WHAT IS REQUIRED
List every line in this data where the string "supported" occurs.
START MATERIAL
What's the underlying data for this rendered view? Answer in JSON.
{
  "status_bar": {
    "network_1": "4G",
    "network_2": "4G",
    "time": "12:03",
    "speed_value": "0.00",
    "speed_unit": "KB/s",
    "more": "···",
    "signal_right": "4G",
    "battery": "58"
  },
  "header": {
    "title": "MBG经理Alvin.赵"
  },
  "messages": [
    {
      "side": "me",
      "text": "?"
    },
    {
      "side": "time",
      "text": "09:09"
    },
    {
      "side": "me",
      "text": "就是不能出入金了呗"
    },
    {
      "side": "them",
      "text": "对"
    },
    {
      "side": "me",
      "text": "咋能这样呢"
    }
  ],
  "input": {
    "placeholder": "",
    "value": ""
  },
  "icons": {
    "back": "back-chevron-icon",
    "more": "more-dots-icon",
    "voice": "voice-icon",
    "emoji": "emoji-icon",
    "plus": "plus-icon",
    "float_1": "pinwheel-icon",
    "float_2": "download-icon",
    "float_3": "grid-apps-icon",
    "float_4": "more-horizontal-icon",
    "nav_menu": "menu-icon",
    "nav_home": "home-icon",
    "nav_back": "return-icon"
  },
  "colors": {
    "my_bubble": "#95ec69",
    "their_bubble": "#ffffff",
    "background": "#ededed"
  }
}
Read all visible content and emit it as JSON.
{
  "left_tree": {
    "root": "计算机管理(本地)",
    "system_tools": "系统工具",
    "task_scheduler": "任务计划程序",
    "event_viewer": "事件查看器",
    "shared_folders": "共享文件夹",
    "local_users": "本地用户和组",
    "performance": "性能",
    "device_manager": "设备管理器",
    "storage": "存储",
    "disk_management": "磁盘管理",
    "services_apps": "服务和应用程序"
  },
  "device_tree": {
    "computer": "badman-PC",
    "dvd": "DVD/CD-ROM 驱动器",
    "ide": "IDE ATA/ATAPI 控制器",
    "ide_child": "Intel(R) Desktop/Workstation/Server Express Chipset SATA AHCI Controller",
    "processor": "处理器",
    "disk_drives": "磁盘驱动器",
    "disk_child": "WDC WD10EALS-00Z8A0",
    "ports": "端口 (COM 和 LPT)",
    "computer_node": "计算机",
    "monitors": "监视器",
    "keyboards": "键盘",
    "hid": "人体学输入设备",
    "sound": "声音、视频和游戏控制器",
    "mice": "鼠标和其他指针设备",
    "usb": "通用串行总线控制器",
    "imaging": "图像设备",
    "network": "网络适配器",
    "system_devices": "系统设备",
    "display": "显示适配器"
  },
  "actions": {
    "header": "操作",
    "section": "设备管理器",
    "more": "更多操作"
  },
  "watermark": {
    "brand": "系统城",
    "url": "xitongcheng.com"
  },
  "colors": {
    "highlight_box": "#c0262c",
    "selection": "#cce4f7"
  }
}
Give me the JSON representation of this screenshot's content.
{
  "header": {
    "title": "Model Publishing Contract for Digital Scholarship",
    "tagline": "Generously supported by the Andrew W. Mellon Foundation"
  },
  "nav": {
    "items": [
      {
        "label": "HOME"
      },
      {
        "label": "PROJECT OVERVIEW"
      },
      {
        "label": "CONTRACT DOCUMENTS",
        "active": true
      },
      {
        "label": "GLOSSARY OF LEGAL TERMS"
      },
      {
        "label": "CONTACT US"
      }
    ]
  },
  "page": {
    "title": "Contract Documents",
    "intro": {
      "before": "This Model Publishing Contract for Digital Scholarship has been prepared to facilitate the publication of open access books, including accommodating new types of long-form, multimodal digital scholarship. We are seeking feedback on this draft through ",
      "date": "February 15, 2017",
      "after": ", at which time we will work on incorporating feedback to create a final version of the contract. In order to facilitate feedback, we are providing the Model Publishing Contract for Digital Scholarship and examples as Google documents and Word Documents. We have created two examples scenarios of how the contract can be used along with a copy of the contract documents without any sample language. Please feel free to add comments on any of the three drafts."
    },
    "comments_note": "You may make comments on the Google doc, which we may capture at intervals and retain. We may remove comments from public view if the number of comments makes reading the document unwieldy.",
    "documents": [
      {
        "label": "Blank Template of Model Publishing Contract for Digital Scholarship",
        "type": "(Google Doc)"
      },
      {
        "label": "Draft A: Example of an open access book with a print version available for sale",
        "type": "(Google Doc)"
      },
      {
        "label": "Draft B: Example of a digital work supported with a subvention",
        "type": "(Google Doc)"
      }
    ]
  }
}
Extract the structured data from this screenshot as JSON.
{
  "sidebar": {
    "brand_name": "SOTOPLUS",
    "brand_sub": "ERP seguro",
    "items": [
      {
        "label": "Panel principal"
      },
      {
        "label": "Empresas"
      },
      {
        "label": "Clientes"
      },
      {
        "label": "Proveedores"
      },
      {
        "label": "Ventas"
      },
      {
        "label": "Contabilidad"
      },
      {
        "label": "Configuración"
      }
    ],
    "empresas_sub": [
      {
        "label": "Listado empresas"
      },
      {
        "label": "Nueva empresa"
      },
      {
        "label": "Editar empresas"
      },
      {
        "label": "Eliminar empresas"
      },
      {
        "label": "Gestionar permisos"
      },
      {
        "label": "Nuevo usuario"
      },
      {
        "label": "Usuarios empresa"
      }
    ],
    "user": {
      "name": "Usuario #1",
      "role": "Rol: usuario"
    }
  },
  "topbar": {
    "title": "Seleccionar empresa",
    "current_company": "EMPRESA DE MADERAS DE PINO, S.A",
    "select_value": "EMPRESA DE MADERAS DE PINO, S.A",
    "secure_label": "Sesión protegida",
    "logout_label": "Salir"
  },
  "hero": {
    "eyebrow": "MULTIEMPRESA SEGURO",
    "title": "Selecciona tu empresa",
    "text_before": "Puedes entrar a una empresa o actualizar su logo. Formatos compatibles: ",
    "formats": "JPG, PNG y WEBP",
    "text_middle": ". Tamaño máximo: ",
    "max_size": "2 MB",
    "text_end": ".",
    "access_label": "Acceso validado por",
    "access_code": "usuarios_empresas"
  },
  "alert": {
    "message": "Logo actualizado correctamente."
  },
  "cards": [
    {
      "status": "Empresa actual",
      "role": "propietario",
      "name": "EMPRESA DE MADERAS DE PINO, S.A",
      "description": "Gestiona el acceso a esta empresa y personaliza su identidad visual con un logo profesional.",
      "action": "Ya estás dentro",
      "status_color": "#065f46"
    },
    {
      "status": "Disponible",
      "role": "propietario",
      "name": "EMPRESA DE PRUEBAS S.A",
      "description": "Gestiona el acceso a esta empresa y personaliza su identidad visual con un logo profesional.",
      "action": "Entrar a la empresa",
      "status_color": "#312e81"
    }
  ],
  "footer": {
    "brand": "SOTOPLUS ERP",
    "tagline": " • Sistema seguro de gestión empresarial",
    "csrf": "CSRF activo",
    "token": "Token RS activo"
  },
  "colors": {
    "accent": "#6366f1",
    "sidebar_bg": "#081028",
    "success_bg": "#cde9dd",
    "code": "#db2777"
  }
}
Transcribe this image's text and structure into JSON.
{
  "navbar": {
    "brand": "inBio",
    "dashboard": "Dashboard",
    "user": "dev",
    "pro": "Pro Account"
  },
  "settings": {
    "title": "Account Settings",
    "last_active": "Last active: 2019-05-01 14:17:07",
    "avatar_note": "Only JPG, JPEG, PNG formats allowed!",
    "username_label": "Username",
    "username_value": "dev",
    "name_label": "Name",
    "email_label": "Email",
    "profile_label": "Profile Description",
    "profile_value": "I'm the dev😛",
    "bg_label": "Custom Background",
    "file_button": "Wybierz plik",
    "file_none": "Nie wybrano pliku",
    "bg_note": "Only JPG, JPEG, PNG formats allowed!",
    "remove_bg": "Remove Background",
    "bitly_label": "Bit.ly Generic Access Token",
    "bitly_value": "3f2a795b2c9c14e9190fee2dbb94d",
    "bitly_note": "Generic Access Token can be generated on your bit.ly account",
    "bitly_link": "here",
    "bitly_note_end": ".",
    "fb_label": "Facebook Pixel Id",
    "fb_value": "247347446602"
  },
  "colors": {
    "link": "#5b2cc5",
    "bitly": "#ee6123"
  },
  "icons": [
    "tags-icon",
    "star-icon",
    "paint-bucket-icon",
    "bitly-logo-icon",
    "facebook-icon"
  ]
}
END MATERIAL
RESULT FOR THIS TASK
    "tagline": "Generously supported by the Andrew W. Mellon Foundation"
        "label": "Draft B: Example of a digital work supported with a subvention",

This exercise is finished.